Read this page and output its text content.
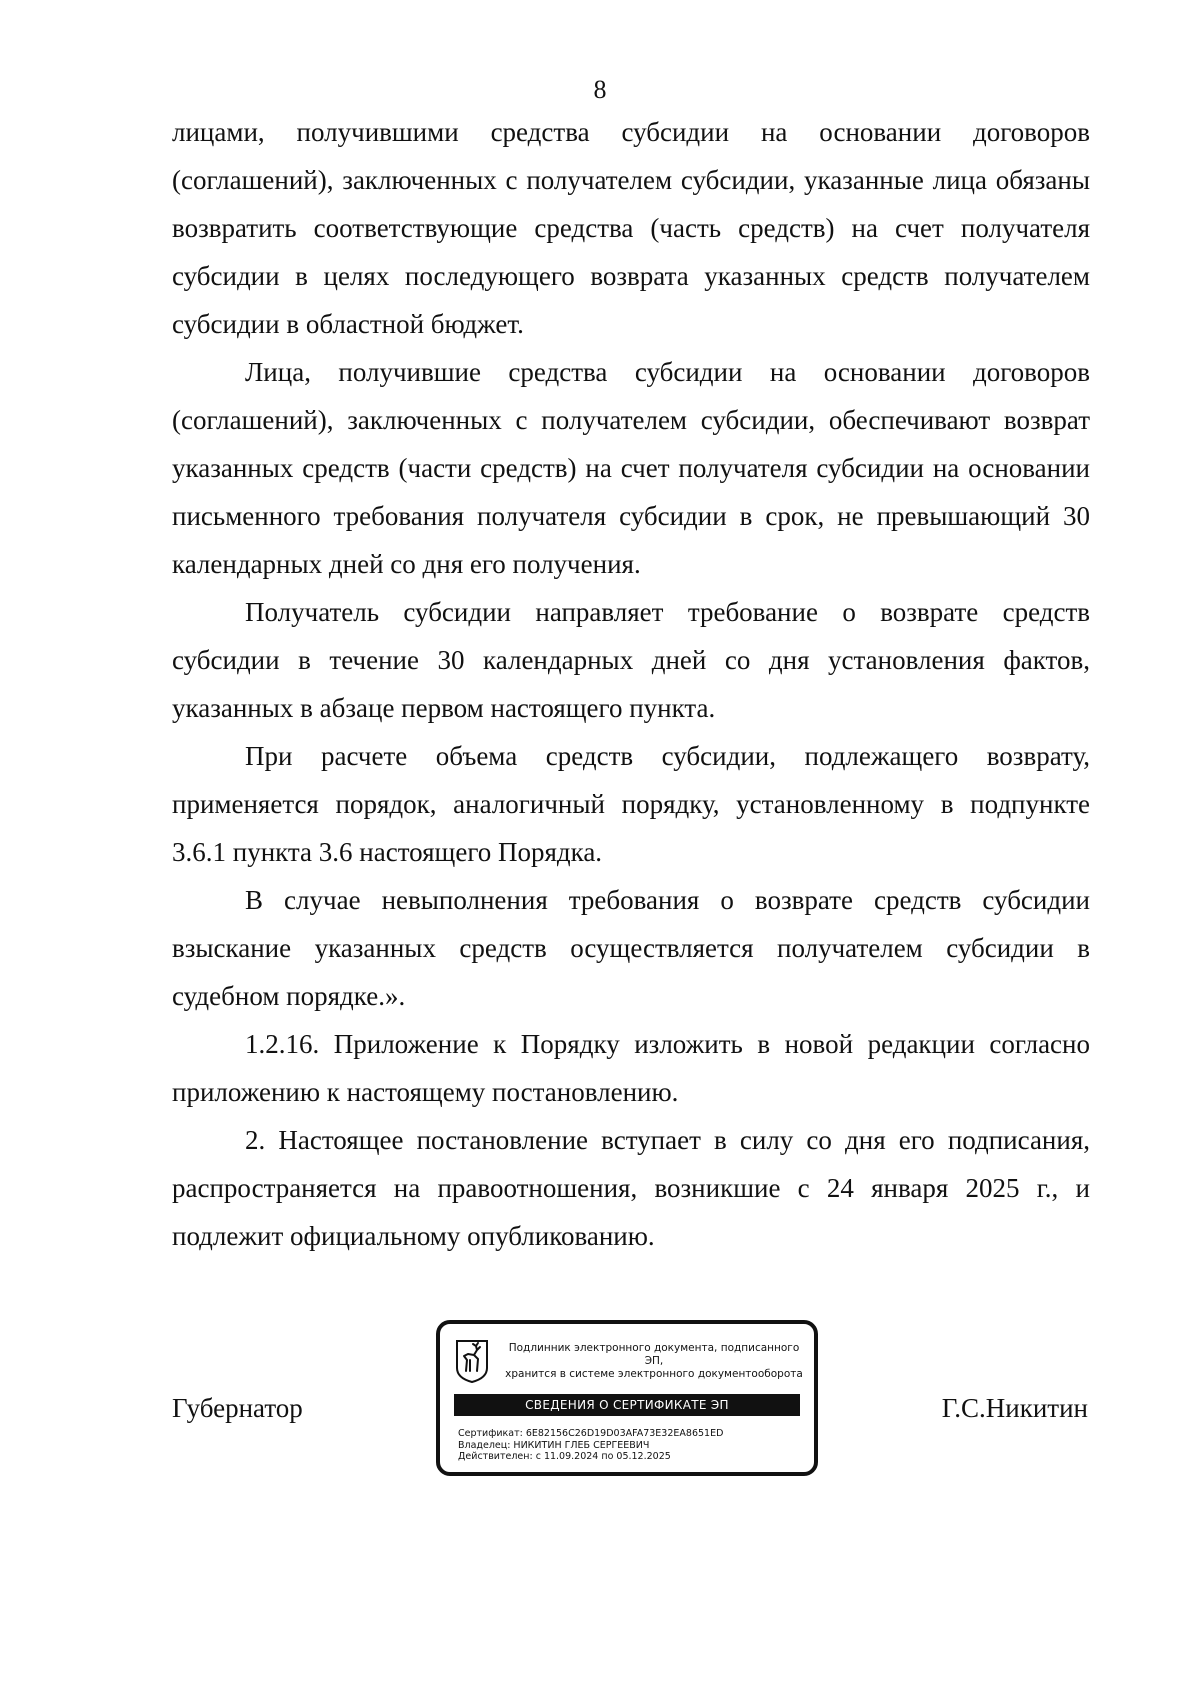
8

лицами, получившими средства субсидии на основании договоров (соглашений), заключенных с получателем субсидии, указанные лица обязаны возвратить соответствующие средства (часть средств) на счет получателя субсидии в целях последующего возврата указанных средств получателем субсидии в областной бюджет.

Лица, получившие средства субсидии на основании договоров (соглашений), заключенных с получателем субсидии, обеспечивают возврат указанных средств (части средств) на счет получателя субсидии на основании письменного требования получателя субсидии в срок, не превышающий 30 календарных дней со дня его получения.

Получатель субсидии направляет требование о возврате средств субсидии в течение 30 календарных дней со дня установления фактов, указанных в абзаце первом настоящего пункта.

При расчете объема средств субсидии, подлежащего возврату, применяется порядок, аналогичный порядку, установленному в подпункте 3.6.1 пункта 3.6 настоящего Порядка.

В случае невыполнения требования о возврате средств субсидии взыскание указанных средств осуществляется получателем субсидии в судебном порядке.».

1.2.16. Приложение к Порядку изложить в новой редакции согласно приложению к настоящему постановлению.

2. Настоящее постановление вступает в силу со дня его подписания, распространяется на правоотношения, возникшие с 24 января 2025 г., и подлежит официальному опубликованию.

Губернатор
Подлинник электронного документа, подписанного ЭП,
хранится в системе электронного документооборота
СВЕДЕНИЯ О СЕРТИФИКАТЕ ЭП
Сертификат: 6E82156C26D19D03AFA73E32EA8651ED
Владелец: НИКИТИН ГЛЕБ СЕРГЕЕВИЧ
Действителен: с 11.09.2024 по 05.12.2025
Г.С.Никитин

...

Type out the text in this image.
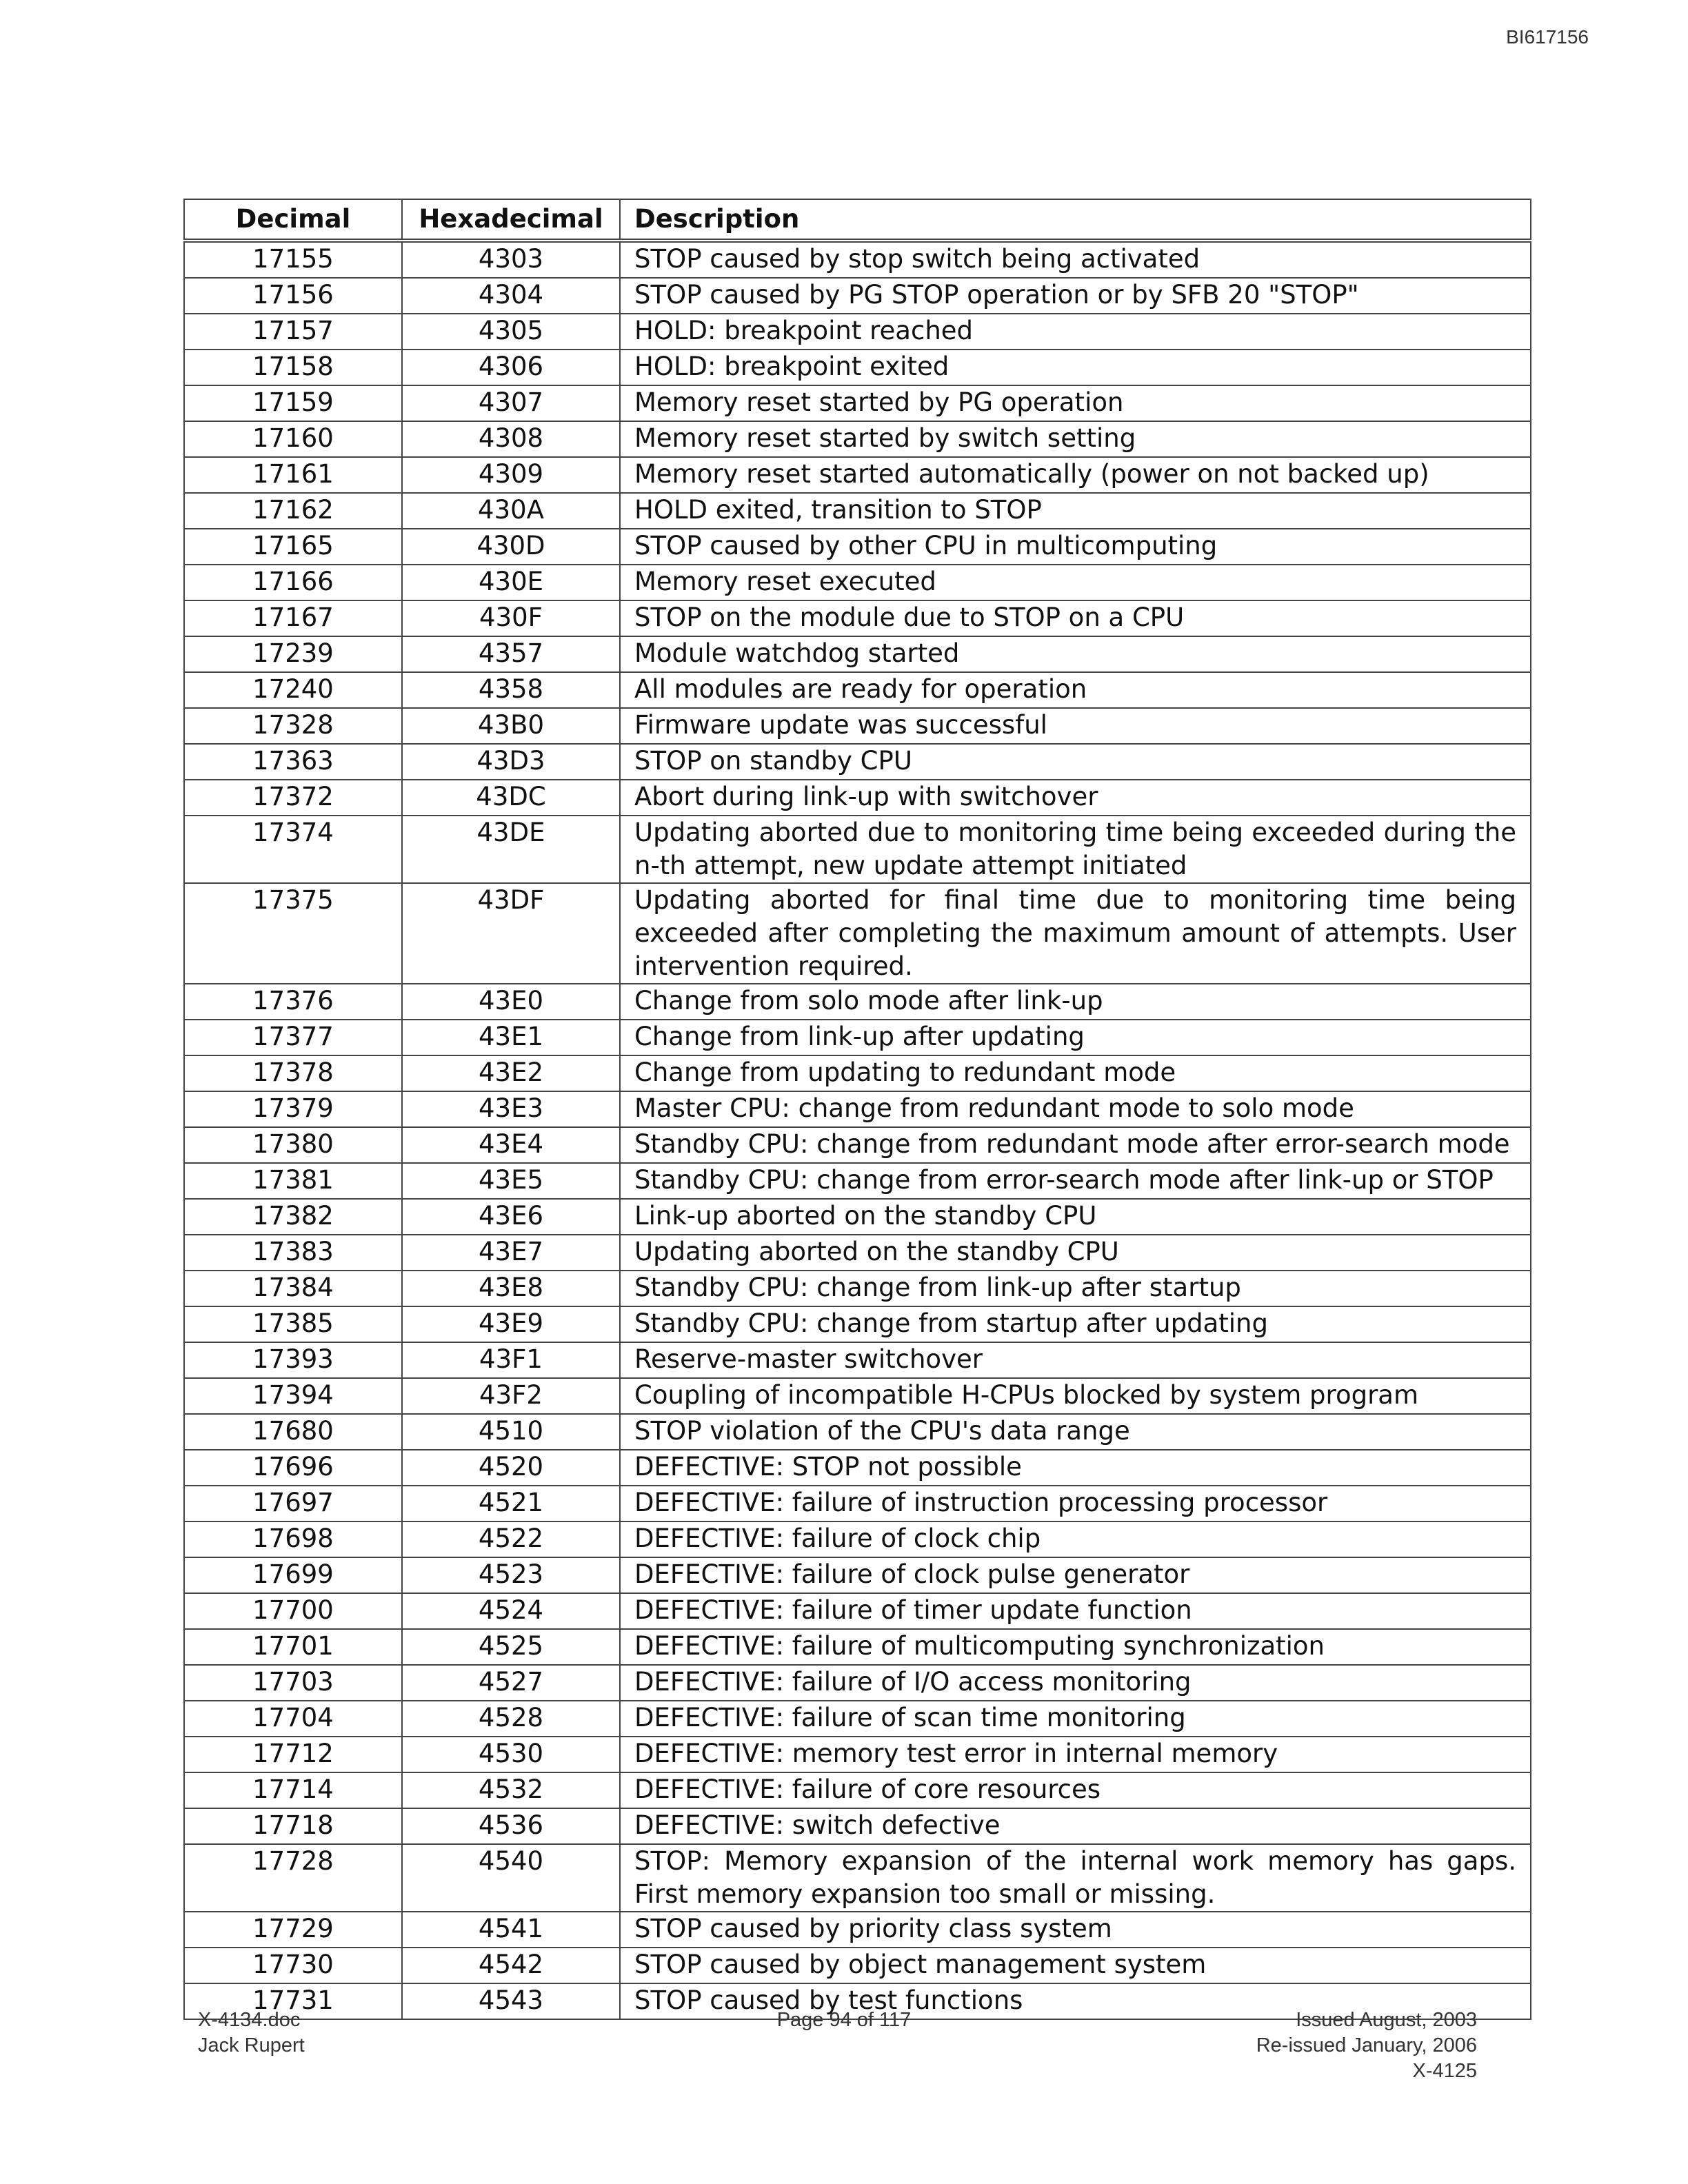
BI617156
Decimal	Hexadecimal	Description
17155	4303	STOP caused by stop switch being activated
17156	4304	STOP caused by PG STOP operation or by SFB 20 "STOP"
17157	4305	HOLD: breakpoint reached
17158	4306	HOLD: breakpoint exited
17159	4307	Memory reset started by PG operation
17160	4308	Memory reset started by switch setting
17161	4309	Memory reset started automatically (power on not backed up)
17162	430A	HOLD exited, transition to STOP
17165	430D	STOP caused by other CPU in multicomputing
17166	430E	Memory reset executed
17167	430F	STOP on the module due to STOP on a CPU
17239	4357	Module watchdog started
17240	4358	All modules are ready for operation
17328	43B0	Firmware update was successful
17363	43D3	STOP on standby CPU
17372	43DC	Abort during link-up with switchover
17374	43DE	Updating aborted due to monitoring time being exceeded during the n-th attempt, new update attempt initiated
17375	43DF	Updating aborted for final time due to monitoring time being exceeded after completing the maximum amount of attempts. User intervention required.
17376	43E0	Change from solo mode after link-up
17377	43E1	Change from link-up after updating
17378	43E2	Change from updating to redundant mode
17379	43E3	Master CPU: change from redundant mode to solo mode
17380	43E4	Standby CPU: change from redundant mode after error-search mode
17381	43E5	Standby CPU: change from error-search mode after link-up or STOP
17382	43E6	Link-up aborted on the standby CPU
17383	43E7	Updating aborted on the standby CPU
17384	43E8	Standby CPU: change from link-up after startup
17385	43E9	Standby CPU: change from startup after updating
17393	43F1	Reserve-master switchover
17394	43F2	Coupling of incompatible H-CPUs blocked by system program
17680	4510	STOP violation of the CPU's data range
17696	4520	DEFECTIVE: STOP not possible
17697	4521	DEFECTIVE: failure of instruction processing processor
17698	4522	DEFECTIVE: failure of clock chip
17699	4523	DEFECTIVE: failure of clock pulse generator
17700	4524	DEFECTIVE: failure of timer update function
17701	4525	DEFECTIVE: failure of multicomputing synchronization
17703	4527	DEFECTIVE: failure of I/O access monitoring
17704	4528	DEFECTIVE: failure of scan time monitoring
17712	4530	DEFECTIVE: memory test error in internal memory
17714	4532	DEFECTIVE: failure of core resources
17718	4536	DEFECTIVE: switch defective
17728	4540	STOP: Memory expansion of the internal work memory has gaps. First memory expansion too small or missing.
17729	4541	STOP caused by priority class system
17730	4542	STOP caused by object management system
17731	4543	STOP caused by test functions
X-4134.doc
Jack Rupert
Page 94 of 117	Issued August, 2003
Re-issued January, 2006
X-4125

• THE REQUEST: Only a number is wanted: how many lines of the material above hold "пункта"?

• RESPONSE BELOW: 2